→ Stored data
※ ※ ※
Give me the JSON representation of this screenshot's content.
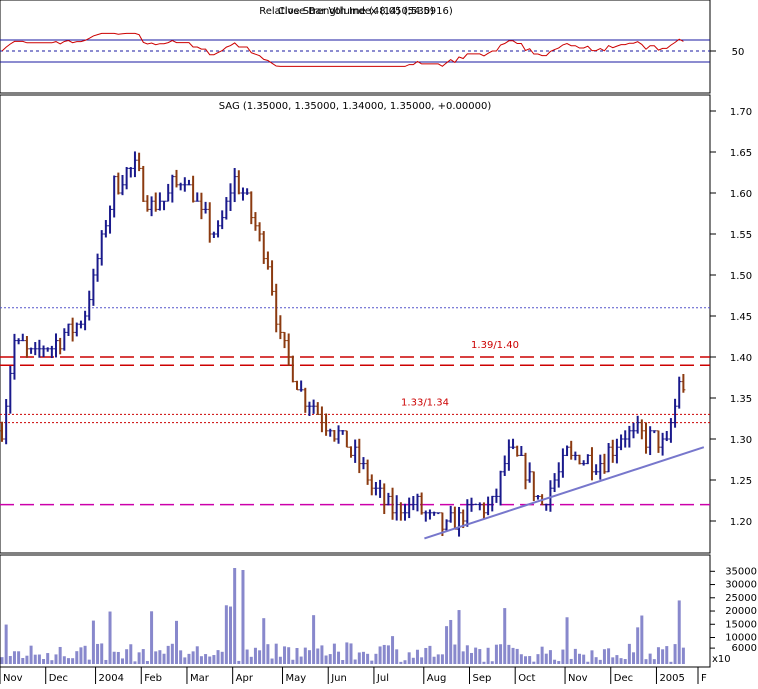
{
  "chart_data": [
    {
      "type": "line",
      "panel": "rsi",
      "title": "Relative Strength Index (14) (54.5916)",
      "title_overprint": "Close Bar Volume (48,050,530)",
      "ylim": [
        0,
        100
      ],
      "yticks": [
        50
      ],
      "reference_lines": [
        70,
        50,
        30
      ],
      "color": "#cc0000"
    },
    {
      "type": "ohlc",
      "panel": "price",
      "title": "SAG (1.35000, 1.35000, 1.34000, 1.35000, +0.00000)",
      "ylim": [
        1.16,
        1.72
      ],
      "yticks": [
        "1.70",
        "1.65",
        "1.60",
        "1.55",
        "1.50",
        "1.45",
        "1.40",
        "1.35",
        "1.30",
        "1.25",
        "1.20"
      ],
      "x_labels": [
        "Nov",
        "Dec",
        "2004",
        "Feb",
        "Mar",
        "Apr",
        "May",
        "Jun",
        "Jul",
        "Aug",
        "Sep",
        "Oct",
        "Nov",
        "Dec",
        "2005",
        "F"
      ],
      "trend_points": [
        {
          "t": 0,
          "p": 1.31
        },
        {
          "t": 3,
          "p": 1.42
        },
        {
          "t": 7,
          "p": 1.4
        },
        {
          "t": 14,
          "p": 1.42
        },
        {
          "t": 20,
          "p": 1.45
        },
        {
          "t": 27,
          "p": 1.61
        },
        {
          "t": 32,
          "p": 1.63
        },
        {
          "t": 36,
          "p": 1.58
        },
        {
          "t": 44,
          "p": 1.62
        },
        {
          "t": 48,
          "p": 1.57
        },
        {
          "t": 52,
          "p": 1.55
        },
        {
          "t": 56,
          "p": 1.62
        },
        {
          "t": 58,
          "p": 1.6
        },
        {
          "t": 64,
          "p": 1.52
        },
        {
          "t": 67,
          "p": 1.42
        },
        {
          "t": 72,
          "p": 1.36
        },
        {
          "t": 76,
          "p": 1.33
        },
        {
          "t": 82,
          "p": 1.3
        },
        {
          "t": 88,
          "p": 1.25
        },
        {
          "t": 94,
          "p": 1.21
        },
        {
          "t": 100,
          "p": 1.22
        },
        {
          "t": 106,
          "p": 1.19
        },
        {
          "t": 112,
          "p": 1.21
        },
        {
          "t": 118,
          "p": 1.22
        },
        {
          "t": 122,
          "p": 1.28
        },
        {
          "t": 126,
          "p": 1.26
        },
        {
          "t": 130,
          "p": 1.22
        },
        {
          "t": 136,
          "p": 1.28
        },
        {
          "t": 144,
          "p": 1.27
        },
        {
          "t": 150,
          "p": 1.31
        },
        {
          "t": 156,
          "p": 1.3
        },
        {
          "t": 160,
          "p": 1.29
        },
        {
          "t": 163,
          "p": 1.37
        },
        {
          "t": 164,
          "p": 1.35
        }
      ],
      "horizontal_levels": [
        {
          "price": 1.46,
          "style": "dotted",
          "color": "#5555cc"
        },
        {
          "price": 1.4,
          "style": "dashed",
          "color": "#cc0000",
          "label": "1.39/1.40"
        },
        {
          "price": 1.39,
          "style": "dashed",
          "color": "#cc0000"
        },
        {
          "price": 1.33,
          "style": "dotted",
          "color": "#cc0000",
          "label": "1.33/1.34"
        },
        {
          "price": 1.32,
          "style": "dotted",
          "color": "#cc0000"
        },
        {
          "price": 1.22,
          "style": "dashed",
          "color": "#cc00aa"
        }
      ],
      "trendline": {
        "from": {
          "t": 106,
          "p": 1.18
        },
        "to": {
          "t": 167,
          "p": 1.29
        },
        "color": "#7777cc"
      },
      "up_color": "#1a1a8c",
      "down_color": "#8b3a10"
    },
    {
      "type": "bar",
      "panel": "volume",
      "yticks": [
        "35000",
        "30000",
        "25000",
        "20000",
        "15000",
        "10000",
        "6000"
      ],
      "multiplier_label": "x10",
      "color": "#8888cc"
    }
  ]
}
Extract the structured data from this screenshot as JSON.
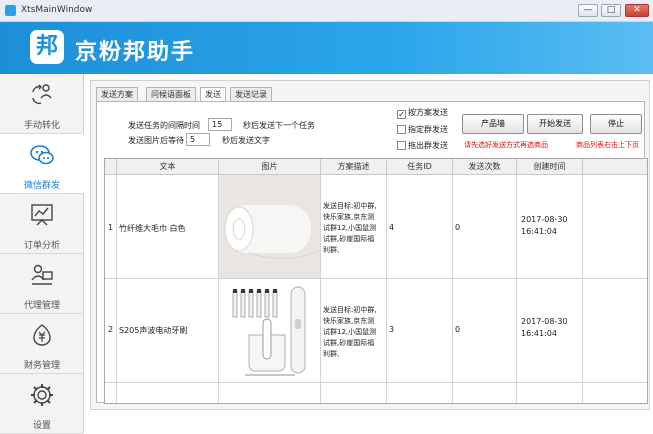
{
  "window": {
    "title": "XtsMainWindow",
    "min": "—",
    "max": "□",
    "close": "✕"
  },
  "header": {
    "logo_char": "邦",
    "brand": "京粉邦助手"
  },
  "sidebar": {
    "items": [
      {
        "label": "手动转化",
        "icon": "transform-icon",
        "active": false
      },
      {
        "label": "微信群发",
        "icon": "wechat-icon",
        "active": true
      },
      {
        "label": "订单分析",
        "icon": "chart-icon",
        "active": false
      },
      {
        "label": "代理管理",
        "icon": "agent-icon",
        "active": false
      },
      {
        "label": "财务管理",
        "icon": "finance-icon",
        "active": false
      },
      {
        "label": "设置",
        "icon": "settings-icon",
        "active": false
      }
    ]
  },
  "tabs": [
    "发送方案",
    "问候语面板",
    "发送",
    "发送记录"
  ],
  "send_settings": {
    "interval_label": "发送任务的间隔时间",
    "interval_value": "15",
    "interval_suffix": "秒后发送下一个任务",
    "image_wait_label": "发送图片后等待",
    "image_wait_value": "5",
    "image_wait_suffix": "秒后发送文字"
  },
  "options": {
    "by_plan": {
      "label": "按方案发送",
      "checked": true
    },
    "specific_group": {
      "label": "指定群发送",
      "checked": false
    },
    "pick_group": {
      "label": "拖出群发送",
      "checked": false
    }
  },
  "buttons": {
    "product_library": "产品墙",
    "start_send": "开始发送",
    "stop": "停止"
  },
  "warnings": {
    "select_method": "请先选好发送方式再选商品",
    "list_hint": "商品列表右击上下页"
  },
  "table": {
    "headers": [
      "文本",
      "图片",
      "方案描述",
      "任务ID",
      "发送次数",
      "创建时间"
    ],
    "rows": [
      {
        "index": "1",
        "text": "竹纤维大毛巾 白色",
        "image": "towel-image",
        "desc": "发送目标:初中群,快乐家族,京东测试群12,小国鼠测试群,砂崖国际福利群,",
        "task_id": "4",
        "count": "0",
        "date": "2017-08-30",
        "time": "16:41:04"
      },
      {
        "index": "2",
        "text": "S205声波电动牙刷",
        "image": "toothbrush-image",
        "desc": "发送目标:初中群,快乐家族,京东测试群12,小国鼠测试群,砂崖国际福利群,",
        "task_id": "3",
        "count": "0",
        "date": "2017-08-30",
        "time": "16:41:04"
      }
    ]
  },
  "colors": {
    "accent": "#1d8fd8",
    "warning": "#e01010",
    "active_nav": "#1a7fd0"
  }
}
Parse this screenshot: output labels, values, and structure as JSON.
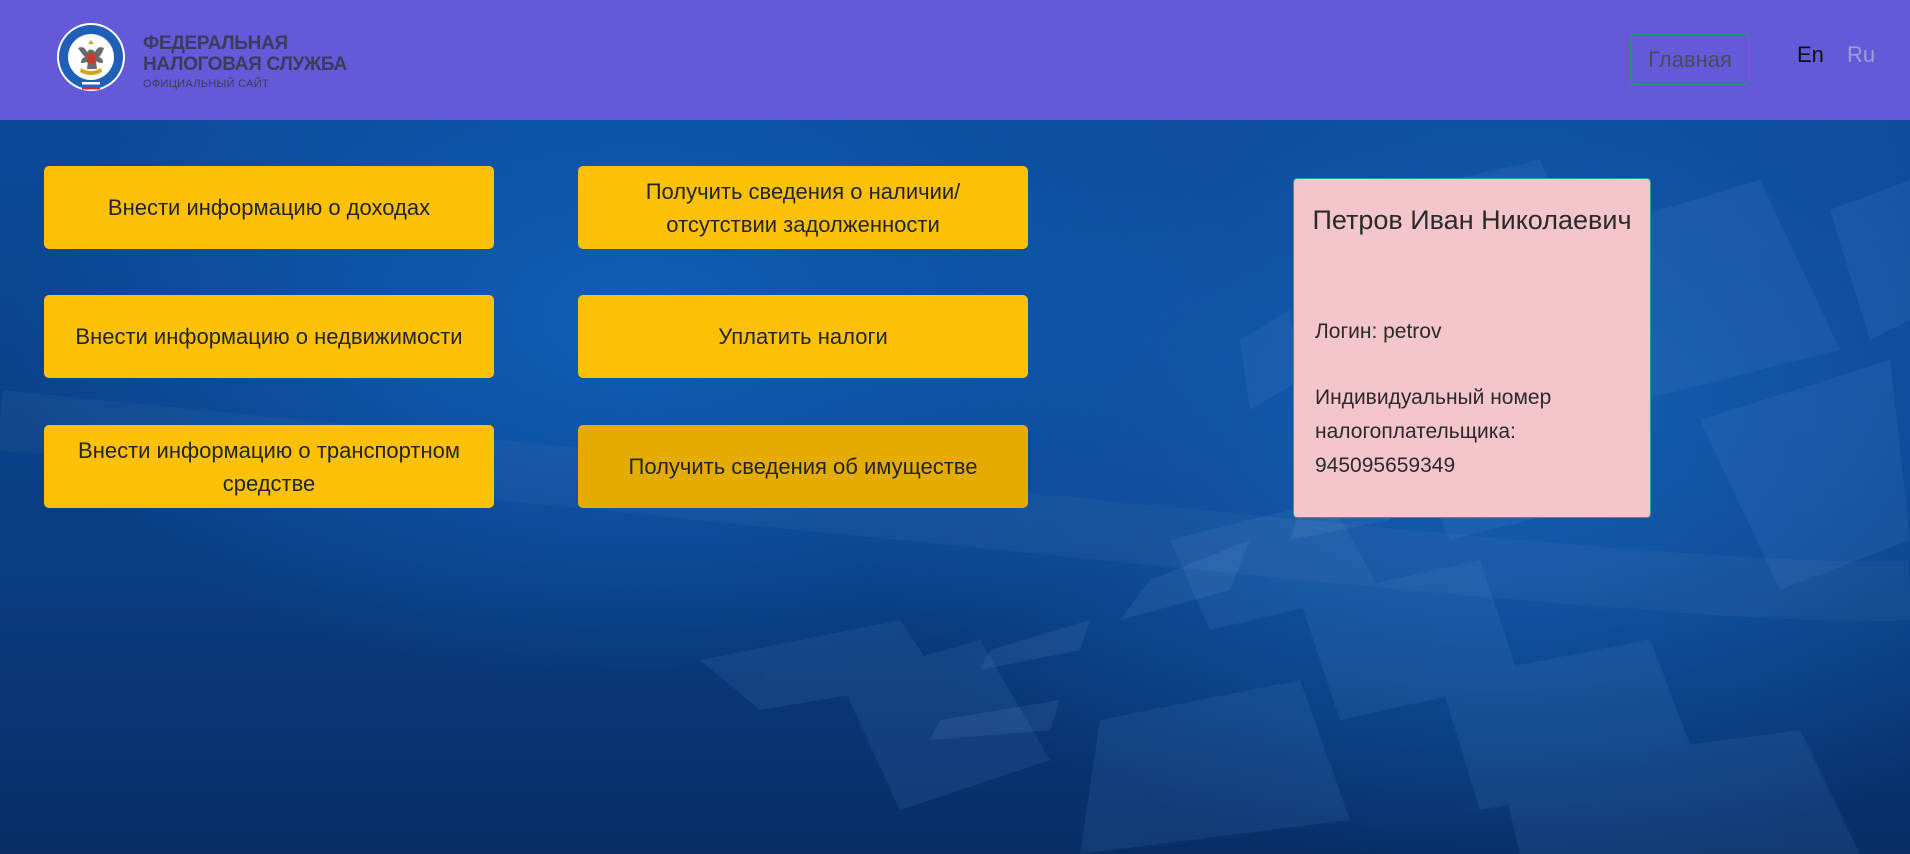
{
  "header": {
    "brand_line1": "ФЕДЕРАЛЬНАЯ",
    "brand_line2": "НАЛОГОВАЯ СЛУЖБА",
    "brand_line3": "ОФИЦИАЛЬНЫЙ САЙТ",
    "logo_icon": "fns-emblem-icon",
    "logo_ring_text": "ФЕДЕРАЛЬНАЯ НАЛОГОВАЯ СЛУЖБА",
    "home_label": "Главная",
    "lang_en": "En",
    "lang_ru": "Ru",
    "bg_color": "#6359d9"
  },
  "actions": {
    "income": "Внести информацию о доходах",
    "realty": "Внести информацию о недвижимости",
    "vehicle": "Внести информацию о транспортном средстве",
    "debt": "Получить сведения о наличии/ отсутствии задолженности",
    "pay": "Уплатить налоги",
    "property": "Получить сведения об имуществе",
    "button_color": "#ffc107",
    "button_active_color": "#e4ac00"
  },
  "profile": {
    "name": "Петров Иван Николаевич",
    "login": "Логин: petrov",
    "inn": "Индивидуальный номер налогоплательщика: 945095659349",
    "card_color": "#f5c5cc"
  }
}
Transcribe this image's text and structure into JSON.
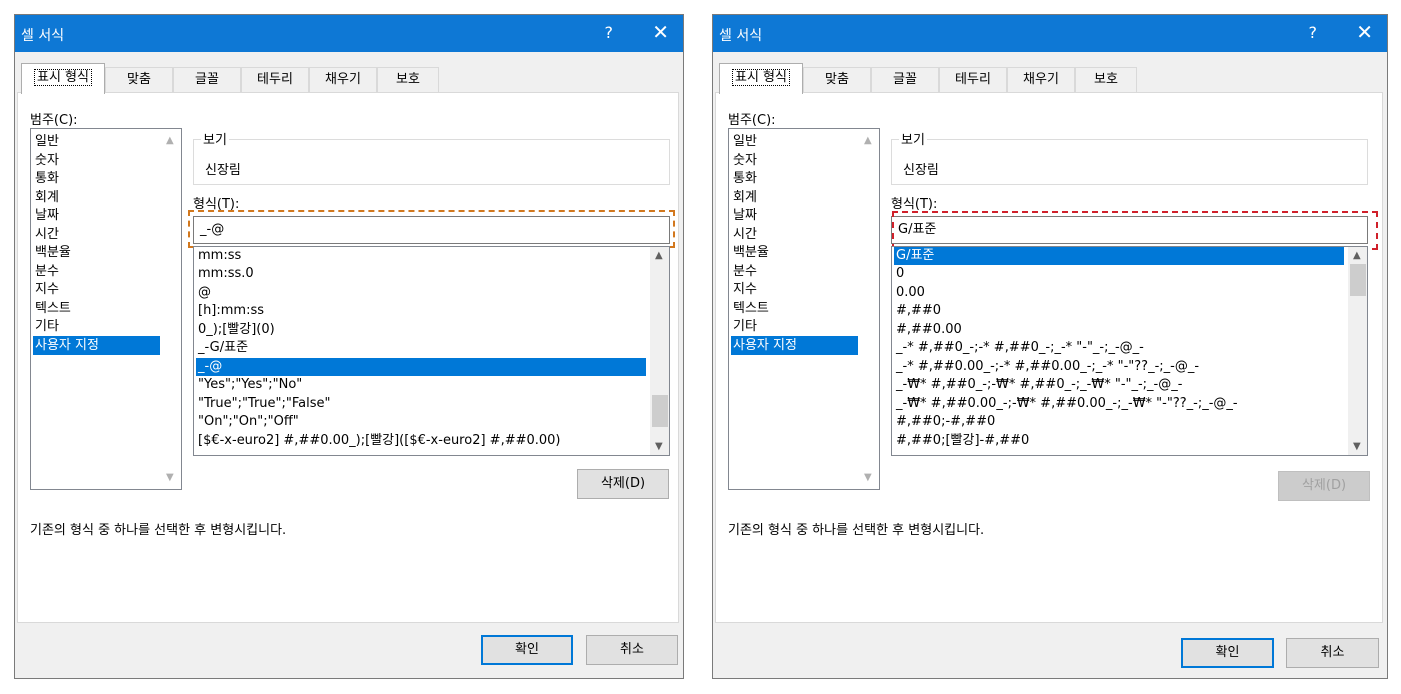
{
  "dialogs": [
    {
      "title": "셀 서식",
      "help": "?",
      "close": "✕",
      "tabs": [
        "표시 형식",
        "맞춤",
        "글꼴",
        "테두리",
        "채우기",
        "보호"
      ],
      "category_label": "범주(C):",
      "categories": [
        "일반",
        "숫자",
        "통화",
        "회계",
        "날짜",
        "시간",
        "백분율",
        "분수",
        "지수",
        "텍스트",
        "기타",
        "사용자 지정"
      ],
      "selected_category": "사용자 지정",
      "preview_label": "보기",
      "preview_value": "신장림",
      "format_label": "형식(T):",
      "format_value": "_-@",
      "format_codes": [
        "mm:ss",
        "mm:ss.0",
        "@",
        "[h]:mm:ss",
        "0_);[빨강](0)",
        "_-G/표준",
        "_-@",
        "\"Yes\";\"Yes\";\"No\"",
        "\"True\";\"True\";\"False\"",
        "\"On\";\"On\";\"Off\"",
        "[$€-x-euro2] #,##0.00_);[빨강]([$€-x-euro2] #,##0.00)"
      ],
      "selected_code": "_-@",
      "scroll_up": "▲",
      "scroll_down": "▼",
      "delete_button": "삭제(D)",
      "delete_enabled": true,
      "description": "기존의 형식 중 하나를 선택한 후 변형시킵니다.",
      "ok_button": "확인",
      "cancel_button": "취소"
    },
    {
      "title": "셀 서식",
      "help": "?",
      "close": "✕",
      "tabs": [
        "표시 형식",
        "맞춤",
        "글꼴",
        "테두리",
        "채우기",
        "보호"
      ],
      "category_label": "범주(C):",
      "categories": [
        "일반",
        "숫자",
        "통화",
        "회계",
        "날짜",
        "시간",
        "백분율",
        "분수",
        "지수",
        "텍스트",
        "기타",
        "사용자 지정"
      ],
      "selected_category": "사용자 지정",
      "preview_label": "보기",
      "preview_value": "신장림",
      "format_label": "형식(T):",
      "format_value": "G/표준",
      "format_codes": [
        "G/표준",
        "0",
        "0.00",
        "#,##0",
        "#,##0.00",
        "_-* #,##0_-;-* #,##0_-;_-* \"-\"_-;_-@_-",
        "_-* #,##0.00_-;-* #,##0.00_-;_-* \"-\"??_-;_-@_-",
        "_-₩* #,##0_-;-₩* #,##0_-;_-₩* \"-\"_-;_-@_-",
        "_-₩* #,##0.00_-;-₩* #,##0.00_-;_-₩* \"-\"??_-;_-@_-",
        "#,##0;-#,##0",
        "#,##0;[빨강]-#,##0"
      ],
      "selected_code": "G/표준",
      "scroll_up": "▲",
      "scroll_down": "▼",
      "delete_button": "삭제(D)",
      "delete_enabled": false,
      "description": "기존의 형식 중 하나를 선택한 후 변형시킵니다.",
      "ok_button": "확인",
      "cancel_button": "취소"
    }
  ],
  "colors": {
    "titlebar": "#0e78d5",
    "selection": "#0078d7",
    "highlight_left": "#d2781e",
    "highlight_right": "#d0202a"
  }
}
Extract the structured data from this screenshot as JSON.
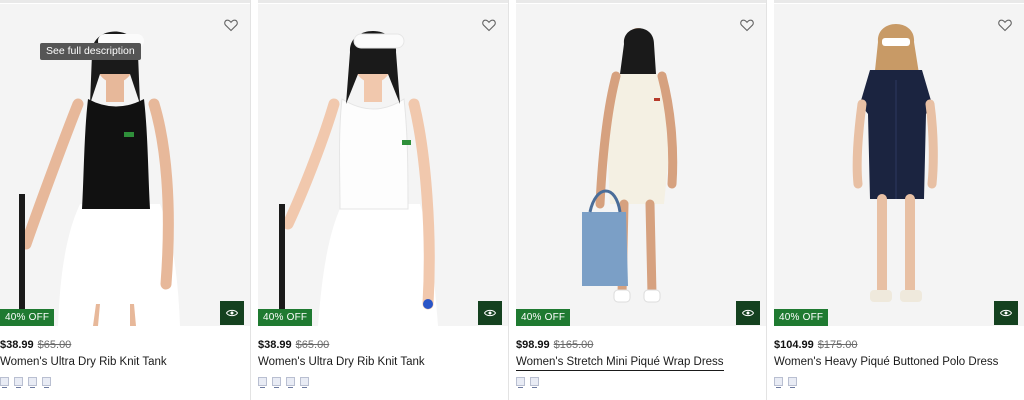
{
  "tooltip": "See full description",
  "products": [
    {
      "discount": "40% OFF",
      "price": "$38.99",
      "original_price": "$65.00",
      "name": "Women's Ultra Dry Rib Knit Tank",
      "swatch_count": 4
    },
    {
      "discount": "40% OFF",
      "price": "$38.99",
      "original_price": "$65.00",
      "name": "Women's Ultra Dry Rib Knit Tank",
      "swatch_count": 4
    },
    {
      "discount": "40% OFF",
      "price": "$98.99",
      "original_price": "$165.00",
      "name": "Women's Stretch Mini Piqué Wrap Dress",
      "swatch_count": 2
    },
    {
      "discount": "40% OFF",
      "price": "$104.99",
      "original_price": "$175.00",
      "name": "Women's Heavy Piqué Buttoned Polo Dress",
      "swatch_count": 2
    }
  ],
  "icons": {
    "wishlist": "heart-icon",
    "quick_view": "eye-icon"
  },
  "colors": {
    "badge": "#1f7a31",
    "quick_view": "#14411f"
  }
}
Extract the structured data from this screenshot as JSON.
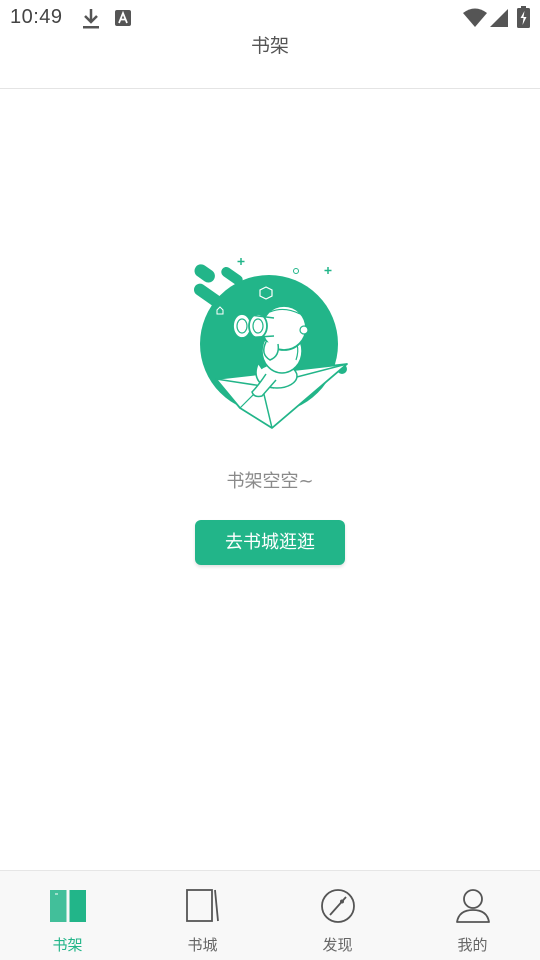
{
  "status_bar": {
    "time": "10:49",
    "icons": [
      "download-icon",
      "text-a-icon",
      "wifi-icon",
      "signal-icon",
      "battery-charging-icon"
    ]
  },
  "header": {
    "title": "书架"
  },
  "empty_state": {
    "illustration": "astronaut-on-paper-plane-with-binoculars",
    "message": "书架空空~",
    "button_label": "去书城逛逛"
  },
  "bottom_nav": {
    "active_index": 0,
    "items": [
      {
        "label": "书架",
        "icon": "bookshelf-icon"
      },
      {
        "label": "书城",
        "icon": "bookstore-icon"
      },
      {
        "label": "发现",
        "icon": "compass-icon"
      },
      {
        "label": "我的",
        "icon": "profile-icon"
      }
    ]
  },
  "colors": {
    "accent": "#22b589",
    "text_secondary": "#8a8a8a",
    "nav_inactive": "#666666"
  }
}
※ ※ ※
→ TO BE DONE
Gather each line from the entries above that includes the word "Получить".

→ REPLY
    "debt": "Получить сведения о наличии/ отсутствии задолженности",
    "property": "Получить сведения об имуществе",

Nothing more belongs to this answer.